Start of Available records

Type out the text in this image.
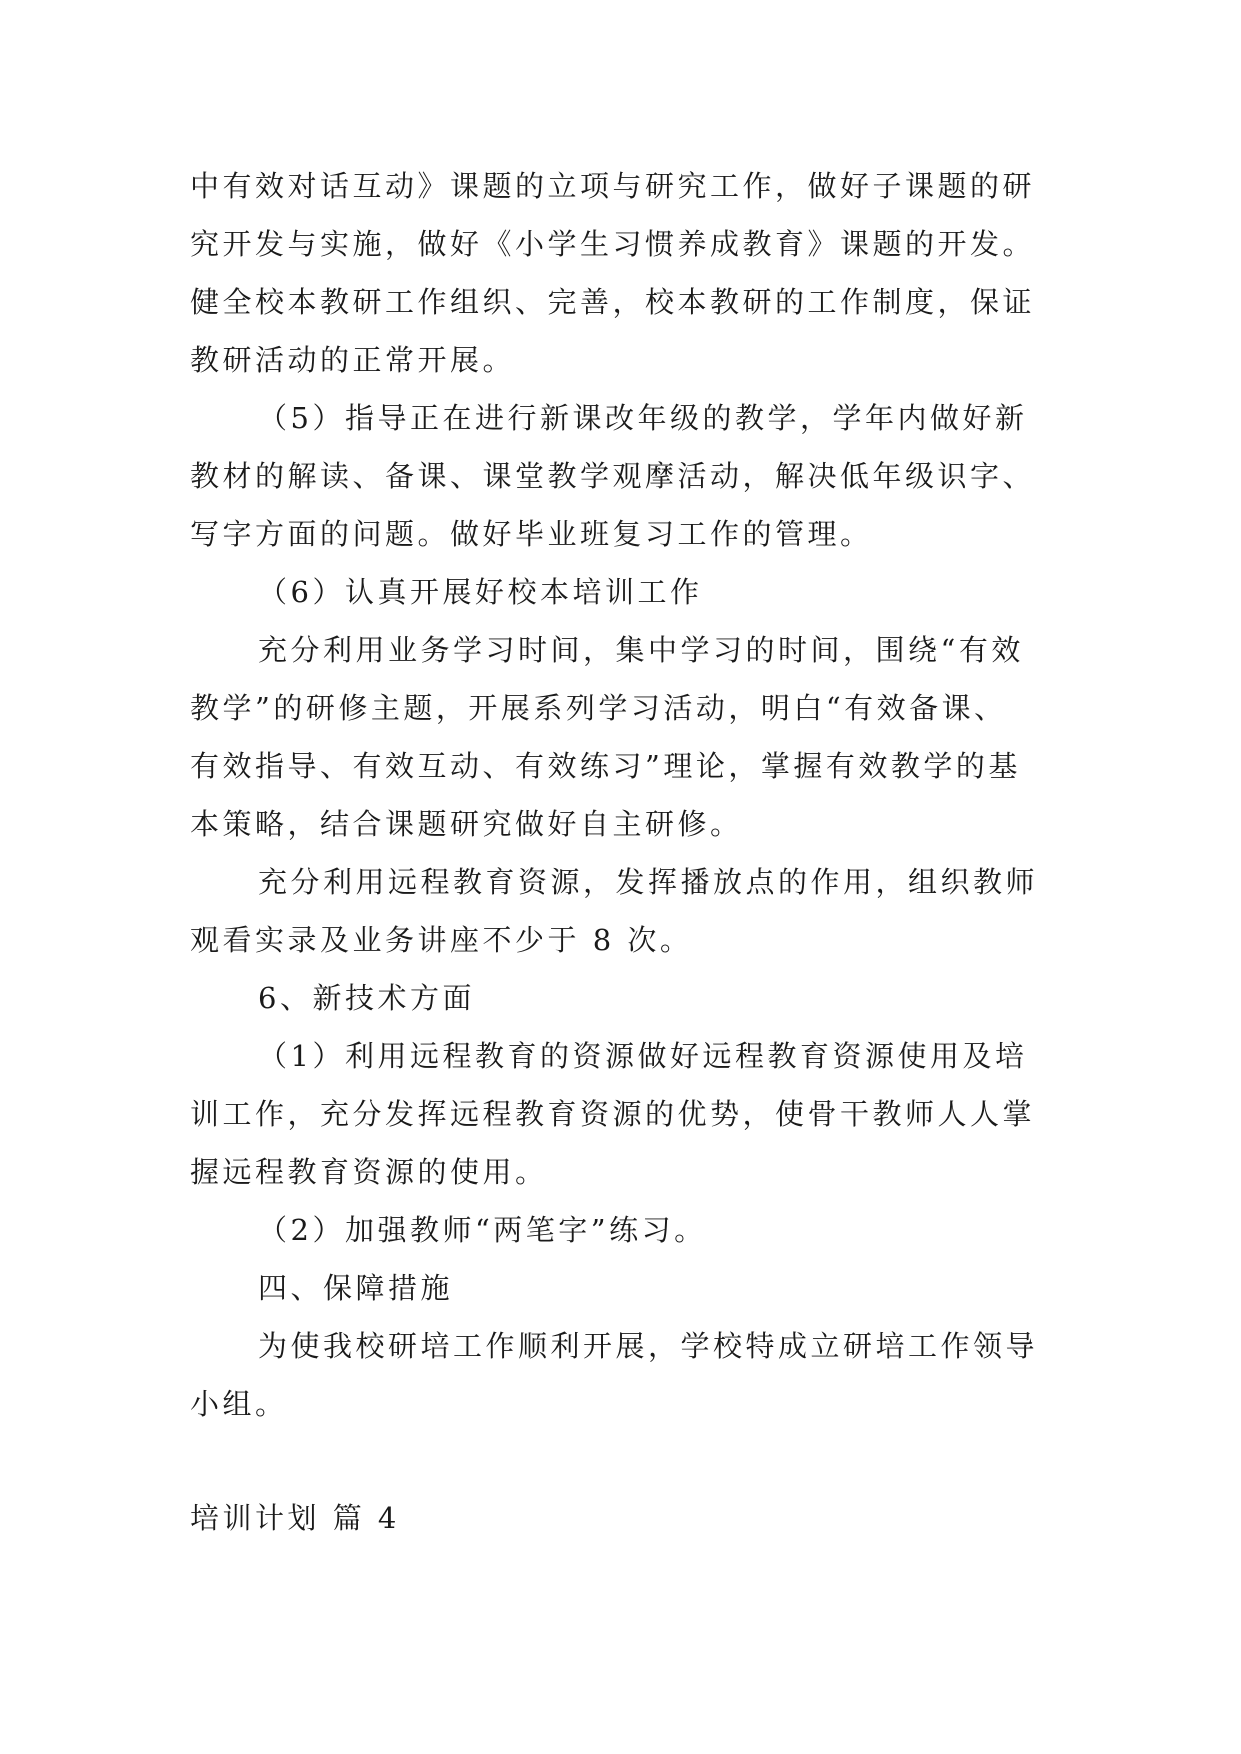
中有效对话互动》课题的立项与研究工作，做好子课题的研
究开发与实施，做好《小学生习惯养成教育》课题的开发。
健全校本教研工作组织、完善，校本教研的工作制度，保证
教研活动的正常开展。
（5）指导正在进行新课改年级的教学，学年内做好新
教材的解读、备课、课堂教学观摩活动，解决低年级识字、
写字方面的问题。做好毕业班复习工作的管理。
（6）认真开展好校本培训工作
充分利用业务学习时间，集中学习的时间，围绕“有效
教学”的研修主题，开展系列学习活动，明白“有效备课、
有效指导、有效互动、有效练习”理论，掌握有效教学的基
本策略，结合课题研究做好自主研修。
充分利用远程教育资源，发挥播放点的作用，组织教师
观看实录及业务讲座不少于 8 次。
6、新技术方面
（1）利用远程教育的资源做好远程教育资源使用及培
训工作，充分发挥远程教育资源的优势，使骨干教师人人掌
握远程教育资源的使用。
（2）加强教师“两笔字”练习。
四、保障措施
为使我校研培工作顺利开展，学校特成立研培工作领导
小组。
培训计划 篇 4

End of Available records

### The exercise
Omit the pictures, then output the rest of the listing exactly.

### Result
Type out the text in this image.
中有效对话互动》课题的立项与研究工作，做好子课题的研
究开发与实施，做好《小学生习惯养成教育》课题的开发。
健全校本教研工作组织、完善，校本教研的工作制度，保证
教研活动的正常开展。
（5）指导正在进行新课改年级的教学，学年内做好新
教材的解读、备课、课堂教学观摩活动，解决低年级识字、
写字方面的问题。做好毕业班复习工作的管理。
（6）认真开展好校本培训工作
充分利用业务学习时间，集中学习的时间，围绕“有效
教学”的研修主题，开展系列学习活动，明白“有效备课、
有效指导、有效互动、有效练习”理论，掌握有效教学的基
本策略，结合课题研究做好自主研修。
充分利用远程教育资源，发挥播放点的作用，组织教师
观看实录及业务讲座不少于 8 次。
6、新技术方面
（1）利用远程教育的资源做好远程教育资源使用及培
训工作，充分发挥远程教育资源的优势，使骨干教师人人掌
握远程教育资源的使用。
（2）加强教师“两笔字”练习。
四、保障措施
为使我校研培工作顺利开展，学校特成立研培工作领导
小组。
培训计划 篇 4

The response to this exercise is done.